* [SET TASK] Write out each line beneath this one exactly as it reads.

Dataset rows
* start *

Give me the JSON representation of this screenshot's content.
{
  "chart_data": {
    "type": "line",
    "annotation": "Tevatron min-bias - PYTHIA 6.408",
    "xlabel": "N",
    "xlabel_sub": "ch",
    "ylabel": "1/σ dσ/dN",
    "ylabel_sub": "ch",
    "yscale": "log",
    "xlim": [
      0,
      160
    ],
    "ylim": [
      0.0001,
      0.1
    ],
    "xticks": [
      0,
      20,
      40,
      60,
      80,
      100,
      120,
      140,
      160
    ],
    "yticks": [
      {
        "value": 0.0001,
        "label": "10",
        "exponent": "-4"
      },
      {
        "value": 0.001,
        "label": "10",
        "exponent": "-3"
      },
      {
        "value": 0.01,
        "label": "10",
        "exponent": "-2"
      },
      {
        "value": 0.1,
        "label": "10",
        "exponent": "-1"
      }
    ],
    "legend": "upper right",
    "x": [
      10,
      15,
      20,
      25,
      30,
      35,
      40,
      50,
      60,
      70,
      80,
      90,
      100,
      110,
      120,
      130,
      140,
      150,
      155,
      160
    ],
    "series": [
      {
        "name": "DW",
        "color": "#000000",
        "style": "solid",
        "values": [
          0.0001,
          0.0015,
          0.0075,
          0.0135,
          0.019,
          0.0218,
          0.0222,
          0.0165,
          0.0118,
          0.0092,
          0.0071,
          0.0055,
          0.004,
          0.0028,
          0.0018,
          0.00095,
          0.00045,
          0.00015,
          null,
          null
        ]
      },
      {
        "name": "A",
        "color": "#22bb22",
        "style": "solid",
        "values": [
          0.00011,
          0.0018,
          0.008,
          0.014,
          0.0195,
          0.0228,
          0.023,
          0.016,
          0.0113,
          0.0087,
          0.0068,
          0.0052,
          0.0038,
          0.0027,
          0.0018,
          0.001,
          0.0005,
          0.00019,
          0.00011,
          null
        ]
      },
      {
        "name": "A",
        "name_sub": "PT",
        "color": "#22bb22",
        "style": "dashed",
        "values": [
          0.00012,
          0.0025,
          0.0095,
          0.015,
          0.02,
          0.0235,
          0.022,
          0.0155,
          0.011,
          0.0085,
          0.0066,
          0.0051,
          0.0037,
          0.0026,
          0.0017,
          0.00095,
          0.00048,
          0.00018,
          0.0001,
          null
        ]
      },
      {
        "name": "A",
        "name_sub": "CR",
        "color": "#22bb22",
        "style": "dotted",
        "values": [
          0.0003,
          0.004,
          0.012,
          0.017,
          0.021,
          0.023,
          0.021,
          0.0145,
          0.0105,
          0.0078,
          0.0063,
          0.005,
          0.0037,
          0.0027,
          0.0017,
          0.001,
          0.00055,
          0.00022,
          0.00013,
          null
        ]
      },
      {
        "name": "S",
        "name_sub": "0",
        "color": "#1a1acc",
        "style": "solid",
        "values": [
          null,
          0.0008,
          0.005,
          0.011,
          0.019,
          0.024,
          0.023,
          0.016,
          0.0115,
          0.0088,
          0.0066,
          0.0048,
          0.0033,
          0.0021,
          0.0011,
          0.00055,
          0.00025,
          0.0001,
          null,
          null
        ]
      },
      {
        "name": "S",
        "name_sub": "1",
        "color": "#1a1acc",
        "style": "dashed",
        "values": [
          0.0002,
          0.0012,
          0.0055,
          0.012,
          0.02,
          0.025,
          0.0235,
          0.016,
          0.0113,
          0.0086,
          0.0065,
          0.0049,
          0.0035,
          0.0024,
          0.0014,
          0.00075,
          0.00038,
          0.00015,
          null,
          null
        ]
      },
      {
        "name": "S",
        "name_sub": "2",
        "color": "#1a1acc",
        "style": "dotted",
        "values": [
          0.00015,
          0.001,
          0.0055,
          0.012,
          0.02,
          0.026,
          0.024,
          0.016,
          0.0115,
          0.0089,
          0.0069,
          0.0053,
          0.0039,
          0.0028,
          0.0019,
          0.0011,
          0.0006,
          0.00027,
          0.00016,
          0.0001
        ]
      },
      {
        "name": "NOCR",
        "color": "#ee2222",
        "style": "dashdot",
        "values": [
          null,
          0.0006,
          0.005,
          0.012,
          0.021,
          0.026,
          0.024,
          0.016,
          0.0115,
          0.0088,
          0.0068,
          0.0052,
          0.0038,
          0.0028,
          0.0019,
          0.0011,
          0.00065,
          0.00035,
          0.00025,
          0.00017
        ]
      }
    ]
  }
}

* end *

* [CORRECT RESPONSE]
Give me the JSON representation of this screenshot's content.
{
  "chart_data": {
    "type": "line",
    "annotation": "Tevatron min-bias - PYTHIA 6.408",
    "xlabel": "N",
    "xlabel_sub": "ch",
    "ylabel": "1/σ dσ/dN",
    "ylabel_sub": "ch",
    "yscale": "log",
    "xlim": [
      0,
      160
    ],
    "ylim": [
      0.0001,
      0.1
    ],
    "xticks": [
      0,
      20,
      40,
      60,
      80,
      100,
      120,
      140,
      160
    ],
    "yticks": [
      {
        "value": 0.0001,
        "label": "10",
        "exponent": "-4"
      },
      {
        "value": 0.001,
        "label": "10",
        "exponent": "-3"
      },
      {
        "value": 0.01,
        "label": "10",
        "exponent": "-2"
      },
      {
        "value": 0.1,
        "label": "10",
        "exponent": "-1"
      }
    ],
    "legend": "upper right",
    "x": [
      10,
      15,
      20,
      25,
      30,
      35,
      40,
      50,
      60,
      70,
      80,
      90,
      100,
      110,
      120,
      130,
      140,
      150,
      155,
      160
    ],
    "series": [
      {
        "name": "DW",
        "color": "#000000",
        "style": "solid",
        "values": [
          0.0001,
          0.0015,
          0.0075,
          0.0135,
          0.019,
          0.0218,
          0.0222,
          0.0165,
          0.0118,
          0.0092,
          0.0071,
          0.0055,
          0.004,
          0.0028,
          0.0018,
          0.00095,
          0.00045,
          0.00015,
          null,
          null
        ]
      },
      {
        "name": "A",
        "color": "#22bb22",
        "style": "solid",
        "values": [
          0.00011,
          0.0018,
          0.008,
          0.014,
          0.0195,
          0.0228,
          0.023,
          0.016,
          0.0113,
          0.0087,
          0.0068,
          0.0052,
          0.0038,
          0.0027,
          0.0018,
          0.001,
          0.0005,
          0.00019,
          0.00011,
          null
        ]
      },
      {
        "name": "A",
        "name_sub": "PT",
        "color": "#22bb22",
        "style": "dashed",
        "values": [
          0.00012,
          0.0025,
          0.0095,
          0.015,
          0.02,
          0.0235,
          0.022,
          0.0155,
          0.011,
          0.0085,
          0.0066,
          0.0051,
          0.0037,
          0.0026,
          0.0017,
          0.00095,
          0.00048,
          0.00018,
          0.0001,
          null
        ]
      },
      {
        "name": "A",
        "name_sub": "CR",
        "color": "#22bb22",
        "style": "dotted",
        "values": [
          0.0003,
          0.004,
          0.012,
          0.017,
          0.021,
          0.023,
          0.021,
          0.0145,
          0.0105,
          0.0078,
          0.0063,
          0.005,
          0.0037,
          0.0027,
          0.0017,
          0.001,
          0.00055,
          0.00022,
          0.00013,
          null
        ]
      },
      {
        "name": "S",
        "name_sub": "0",
        "color": "#1a1acc",
        "style": "solid",
        "values": [
          null,
          0.0008,
          0.005,
          0.011,
          0.019,
          0.024,
          0.023,
          0.016,
          0.0115,
          0.0088,
          0.0066,
          0.0048,
          0.0033,
          0.0021,
          0.0011,
          0.00055,
          0.00025,
          0.0001,
          null,
          null
        ]
      },
      {
        "name": "S",
        "name_sub": "1",
        "color": "#1a1acc",
        "style": "dashed",
        "values": [
          0.0002,
          0.0012,
          0.0055,
          0.012,
          0.02,
          0.025,
          0.0235,
          0.016,
          0.0113,
          0.0086,
          0.0065,
          0.0049,
          0.0035,
          0.0024,
          0.0014,
          0.00075,
          0.00038,
          0.00015,
          null,
          null
        ]
      },
      {
        "name": "S",
        "name_sub": "2",
        "color": "#1a1acc",
        "style": "dotted",
        "values": [
          0.00015,
          0.001,
          0.0055,
          0.012,
          0.02,
          0.026,
          0.024,
          0.016,
          0.0115,
          0.0089,
          0.0069,
          0.0053,
          0.0039,
          0.0028,
          0.0019,
          0.0011,
          0.0006,
          0.00027,
          0.00016,
          0.0001
        ]
      },
      {
        "name": "NOCR",
        "color": "#ee2222",
        "style": "dashdot",
        "values": [
          null,
          0.0006,
          0.005,
          0.012,
          0.021,
          0.026,
          0.024,
          0.016,
          0.0115,
          0.0088,
          0.0068,
          0.0052,
          0.0038,
          0.0028,
          0.0019,
          0.0011,
          0.00065,
          0.00035,
          0.00025,
          0.00017
        ]
      }
    ]
  }
}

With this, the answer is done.